> [Exercise objective] Give back the entire listing verbatim.

(Some records)
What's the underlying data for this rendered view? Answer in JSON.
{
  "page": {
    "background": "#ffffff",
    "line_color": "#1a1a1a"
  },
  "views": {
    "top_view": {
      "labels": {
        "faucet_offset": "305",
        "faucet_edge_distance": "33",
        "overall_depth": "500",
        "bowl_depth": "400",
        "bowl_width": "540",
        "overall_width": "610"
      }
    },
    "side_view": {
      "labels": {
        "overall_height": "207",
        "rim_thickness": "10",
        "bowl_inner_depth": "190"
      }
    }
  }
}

> [Expected answer]
What's the underlying data for this rendered view? Answer in JSON.
{
  "page": {
    "background": "#ffffff",
    "line_color": "#1a1a1a"
  },
  "views": {
    "top_view": {
      "labels": {
        "faucet_offset": "305",
        "faucet_edge_distance": "33",
        "overall_depth": "500",
        "bowl_depth": "400",
        "bowl_width": "540",
        "overall_width": "610"
      }
    },
    "side_view": {
      "labels": {
        "overall_height": "207",
        "rim_thickness": "10",
        "bowl_inner_depth": "190"
      }
    }
  }
}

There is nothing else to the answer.